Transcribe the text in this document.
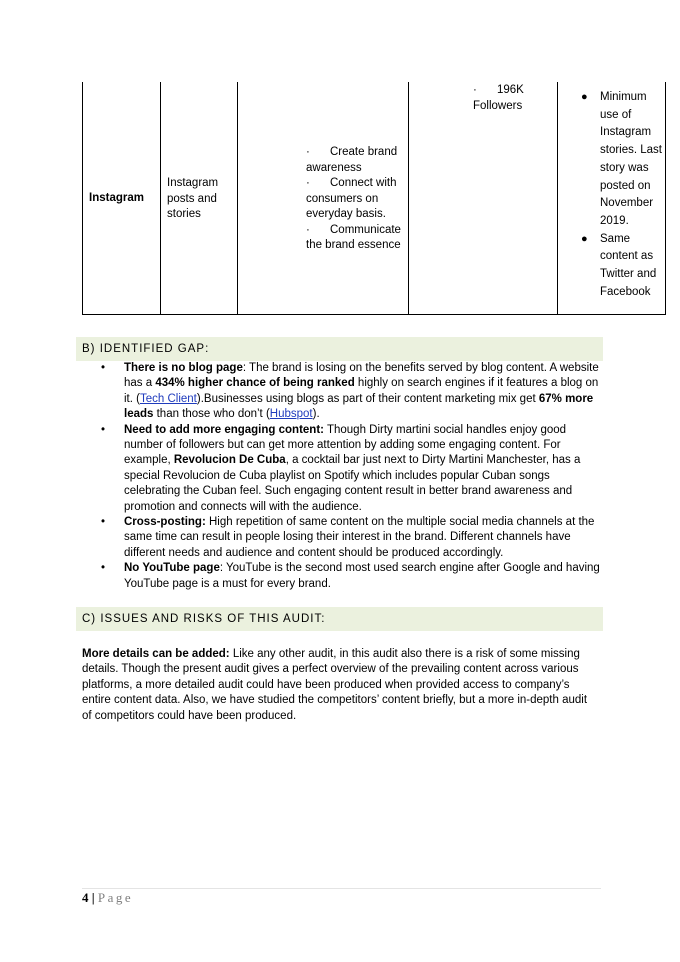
Instagram
Instagram posts and stories
· Create brand awareness
· Connect with consumers on everyday basis.
· Communicate the brand essence
· 196K
Followers
● Minimum use of Instagram stories. Last story was posted on November 2019.
● Same content as Twitter and Facebook
B) IDENTIFIED GAP:

• There is no blog page: The brand is losing on the benefits served by blog content. A website has a 434% higher chance of being ranked highly on search engines if it features a blog on it. (Tech Client).Businesses using blogs as part of their content marketing mix get 67% more leads than those who don’t (Hubspot).

• Need to add more engaging content: Though Dirty martini social handles enjoy good number of followers but can get more attention by adding some engaging content. For example, Revolucion De Cuba, a cocktail bar just next to Dirty Martini Manchester, has a special Revolucion de Cuba playlist on Spotify which includes popular Cuban songs celebrating the Cuban feel. Such engaging content result in better brand awareness and promotion and connects will with the audience.

• Cross-posting: High repetition of same content on the multiple social media channels at the same time can result in people losing their interest in the brand. Different channels have different needs and audience and content should be produced accordingly.

• No YouTube page: YouTube is the second most used search engine after Google and having YouTube page is a must for every brand.

C) ISSUES AND RISKS OF THIS AUDIT:
More details can be added: Like any other audit, in this audit also there is a risk of some missing details. Though the present audit gives a perfect overview of the prevailing content across various platforms, a more detailed audit could have been produced when provided access to company’s entire content data. Also, we have studied the competitors’ content briefly, but a more in-depth audit of competitors could have been produced.
4 | Page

☆ ☆ ☆ ☆ ☆

### SHORT TASK:
Reproduce all the entries that precede this task, word for word, minus any pictures.

### FINISHED ANSWER:
Transcribe the text in this document.
Instagram
Instagram posts and stories
· Create brand awareness
· Connect with consumers on everyday basis.
· Communicate the brand essence
· 196K
Followers
● Minimum use of Instagram stories. Last story was posted on November 2019.
● Same content as Twitter and Facebook
B) IDENTIFIED GAP:

• There is no blog page: The brand is losing on the benefits served by blog content. A website has a 434% higher chance of being ranked highly on search engines if it features a blog on it. (Tech Client).Businesses using blogs as part of their content marketing mix get 67% more leads than those who don’t (Hubspot).

• Need to add more engaging content: Though Dirty martini social handles enjoy good number of followers but can get more attention by adding some engaging content. For example, Revolucion De Cuba, a cocktail bar just next to Dirty Martini Manchester, has a special Revolucion de Cuba playlist on Spotify which includes popular Cuban songs celebrating the Cuban feel. Such engaging content result in better brand awareness and promotion and connects will with the audience.

• Cross-posting: High repetition of same content on the multiple social media channels at the same time can result in people losing their interest in the brand. Different channels have different needs and audience and content should be produced accordingly.

• No YouTube page: YouTube is the second most used search engine after Google and having YouTube page is a must for every brand.

C) ISSUES AND RISKS OF THIS AUDIT:
More details can be added: Like any other audit, in this audit also there is a risk of some missing details. Though the present audit gives a perfect overview of the prevailing content across various platforms, a more detailed audit could have been produced when provided access to company’s entire content data. Also, we have studied the competitors’ content briefly, but a more in-depth audit of competitors could have been produced.
4 | Page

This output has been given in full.